■ **WHAT TO PRODUCE**
Write out the whole of the material exactly.

■ **EXERCISE INPUTS**
■ ■ ■ ■ ■ ■ ■

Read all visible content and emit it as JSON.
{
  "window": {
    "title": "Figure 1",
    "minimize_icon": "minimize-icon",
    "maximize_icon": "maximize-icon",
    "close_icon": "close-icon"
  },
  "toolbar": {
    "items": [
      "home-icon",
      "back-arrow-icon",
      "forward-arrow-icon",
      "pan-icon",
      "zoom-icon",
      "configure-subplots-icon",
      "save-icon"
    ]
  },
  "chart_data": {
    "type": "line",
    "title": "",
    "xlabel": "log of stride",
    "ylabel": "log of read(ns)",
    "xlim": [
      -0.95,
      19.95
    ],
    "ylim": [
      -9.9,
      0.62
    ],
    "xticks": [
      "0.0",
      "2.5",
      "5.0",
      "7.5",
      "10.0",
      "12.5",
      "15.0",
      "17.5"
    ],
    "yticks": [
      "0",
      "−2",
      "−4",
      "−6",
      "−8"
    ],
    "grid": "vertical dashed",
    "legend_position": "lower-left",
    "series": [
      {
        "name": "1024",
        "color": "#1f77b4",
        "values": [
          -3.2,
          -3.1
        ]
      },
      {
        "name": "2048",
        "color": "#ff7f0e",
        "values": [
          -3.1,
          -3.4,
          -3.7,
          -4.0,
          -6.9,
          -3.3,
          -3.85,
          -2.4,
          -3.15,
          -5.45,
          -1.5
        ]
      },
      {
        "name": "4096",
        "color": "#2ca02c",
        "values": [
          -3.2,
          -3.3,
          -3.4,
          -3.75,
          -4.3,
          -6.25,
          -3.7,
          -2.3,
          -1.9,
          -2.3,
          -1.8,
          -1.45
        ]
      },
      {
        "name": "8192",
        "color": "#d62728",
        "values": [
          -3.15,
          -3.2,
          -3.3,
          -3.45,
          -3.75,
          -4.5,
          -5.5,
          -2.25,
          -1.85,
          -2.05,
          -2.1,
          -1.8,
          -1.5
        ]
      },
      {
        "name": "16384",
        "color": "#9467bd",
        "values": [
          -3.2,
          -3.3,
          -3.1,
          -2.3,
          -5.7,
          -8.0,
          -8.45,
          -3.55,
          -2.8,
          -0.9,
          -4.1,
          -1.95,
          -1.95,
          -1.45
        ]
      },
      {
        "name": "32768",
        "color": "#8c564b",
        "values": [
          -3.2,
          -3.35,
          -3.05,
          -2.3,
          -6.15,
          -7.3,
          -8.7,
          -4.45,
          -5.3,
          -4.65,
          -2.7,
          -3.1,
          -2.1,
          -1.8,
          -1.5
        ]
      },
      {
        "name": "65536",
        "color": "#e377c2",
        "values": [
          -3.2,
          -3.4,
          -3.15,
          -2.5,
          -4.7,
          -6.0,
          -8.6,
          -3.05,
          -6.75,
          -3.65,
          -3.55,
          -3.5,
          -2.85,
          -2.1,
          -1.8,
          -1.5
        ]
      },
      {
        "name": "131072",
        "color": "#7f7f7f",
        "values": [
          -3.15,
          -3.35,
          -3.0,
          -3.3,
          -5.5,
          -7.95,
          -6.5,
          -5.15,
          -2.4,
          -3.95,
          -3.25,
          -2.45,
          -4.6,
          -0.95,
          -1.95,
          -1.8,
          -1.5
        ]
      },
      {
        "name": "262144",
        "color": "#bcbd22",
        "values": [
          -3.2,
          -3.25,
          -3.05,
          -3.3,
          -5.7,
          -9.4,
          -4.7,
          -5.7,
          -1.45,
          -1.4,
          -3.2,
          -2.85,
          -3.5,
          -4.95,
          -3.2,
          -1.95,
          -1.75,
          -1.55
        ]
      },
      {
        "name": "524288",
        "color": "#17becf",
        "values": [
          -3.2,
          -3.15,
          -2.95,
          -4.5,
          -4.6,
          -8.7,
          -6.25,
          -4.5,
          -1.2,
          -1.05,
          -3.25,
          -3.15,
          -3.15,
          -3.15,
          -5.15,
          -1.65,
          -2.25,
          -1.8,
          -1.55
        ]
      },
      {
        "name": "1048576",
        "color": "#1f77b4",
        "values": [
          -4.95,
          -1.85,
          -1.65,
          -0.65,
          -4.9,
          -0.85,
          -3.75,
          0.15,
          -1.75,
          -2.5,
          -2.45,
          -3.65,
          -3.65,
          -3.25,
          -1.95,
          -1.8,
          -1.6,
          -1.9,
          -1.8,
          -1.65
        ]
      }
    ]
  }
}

■ ■ ■ ■ ■ ■ ■

■ **WORKED SOLUTION**
Read all visible content and emit it as JSON.
{
  "window": {
    "title": "Figure 1",
    "minimize_icon": "minimize-icon",
    "maximize_icon": "maximize-icon",
    "close_icon": "close-icon"
  },
  "toolbar": {
    "items": [
      "home-icon",
      "back-arrow-icon",
      "forward-arrow-icon",
      "pan-icon",
      "zoom-icon",
      "configure-subplots-icon",
      "save-icon"
    ]
  },
  "chart_data": {
    "type": "line",
    "title": "",
    "xlabel": "log of stride",
    "ylabel": "log of read(ns)",
    "xlim": [
      -0.95,
      19.95
    ],
    "ylim": [
      -9.9,
      0.62
    ],
    "xticks": [
      "0.0",
      "2.5",
      "5.0",
      "7.5",
      "10.0",
      "12.5",
      "15.0",
      "17.5"
    ],
    "yticks": [
      "0",
      "−2",
      "−4",
      "−6",
      "−8"
    ],
    "grid": "vertical dashed",
    "legend_position": "lower-left",
    "series": [
      {
        "name": "1024",
        "color": "#1f77b4",
        "values": [
          -3.2,
          -3.1
        ]
      },
      {
        "name": "2048",
        "color": "#ff7f0e",
        "values": [
          -3.1,
          -3.4,
          -3.7,
          -4.0,
          -6.9,
          -3.3,
          -3.85,
          -2.4,
          -3.15,
          -5.45,
          -1.5
        ]
      },
      {
        "name": "4096",
        "color": "#2ca02c",
        "values": [
          -3.2,
          -3.3,
          -3.4,
          -3.75,
          -4.3,
          -6.25,
          -3.7,
          -2.3,
          -1.9,
          -2.3,
          -1.8,
          -1.45
        ]
      },
      {
        "name": "8192",
        "color": "#d62728",
        "values": [
          -3.15,
          -3.2,
          -3.3,
          -3.45,
          -3.75,
          -4.5,
          -5.5,
          -2.25,
          -1.85,
          -2.05,
          -2.1,
          -1.8,
          -1.5
        ]
      },
      {
        "name": "16384",
        "color": "#9467bd",
        "values": [
          -3.2,
          -3.3,
          -3.1,
          -2.3,
          -5.7,
          -8.0,
          -8.45,
          -3.55,
          -2.8,
          -0.9,
          -4.1,
          -1.95,
          -1.95,
          -1.45
        ]
      },
      {
        "name": "32768",
        "color": "#8c564b",
        "values": [
          -3.2,
          -3.35,
          -3.05,
          -2.3,
          -6.15,
          -7.3,
          -8.7,
          -4.45,
          -5.3,
          -4.65,
          -2.7,
          -3.1,
          -2.1,
          -1.8,
          -1.5
        ]
      },
      {
        "name": "65536",
        "color": "#e377c2",
        "values": [
          -3.2,
          -3.4,
          -3.15,
          -2.5,
          -4.7,
          -6.0,
          -8.6,
          -3.05,
          -6.75,
          -3.65,
          -3.55,
          -3.5,
          -2.85,
          -2.1,
          -1.8,
          -1.5
        ]
      },
      {
        "name": "131072",
        "color": "#7f7f7f",
        "values": [
          -3.15,
          -3.35,
          -3.0,
          -3.3,
          -5.5,
          -7.95,
          -6.5,
          -5.15,
          -2.4,
          -3.95,
          -3.25,
          -2.45,
          -4.6,
          -0.95,
          -1.95,
          -1.8,
          -1.5
        ]
      },
      {
        "name": "262144",
        "color": "#bcbd22",
        "values": [
          -3.2,
          -3.25,
          -3.05,
          -3.3,
          -5.7,
          -9.4,
          -4.7,
          -5.7,
          -1.45,
          -1.4,
          -3.2,
          -2.85,
          -3.5,
          -4.95,
          -3.2,
          -1.95,
          -1.75,
          -1.55
        ]
      },
      {
        "name": "524288",
        "color": "#17becf",
        "values": [
          -3.2,
          -3.15,
          -2.95,
          -4.5,
          -4.6,
          -8.7,
          -6.25,
          -4.5,
          -1.2,
          -1.05,
          -3.25,
          -3.15,
          -3.15,
          -3.15,
          -5.15,
          -1.65,
          -2.25,
          -1.8,
          -1.55
        ]
      },
      {
        "name": "1048576",
        "color": "#1f77b4",
        "values": [
          -4.95,
          -1.85,
          -1.65,
          -0.65,
          -4.9,
          -0.85,
          -3.75,
          0.15,
          -1.75,
          -2.5,
          -2.45,
          -3.65,
          -3.65,
          -3.25,
          -1.95,
          -1.8,
          -1.6,
          -1.9,
          -1.8,
          -1.65
        ]
      }
    ]
  }
}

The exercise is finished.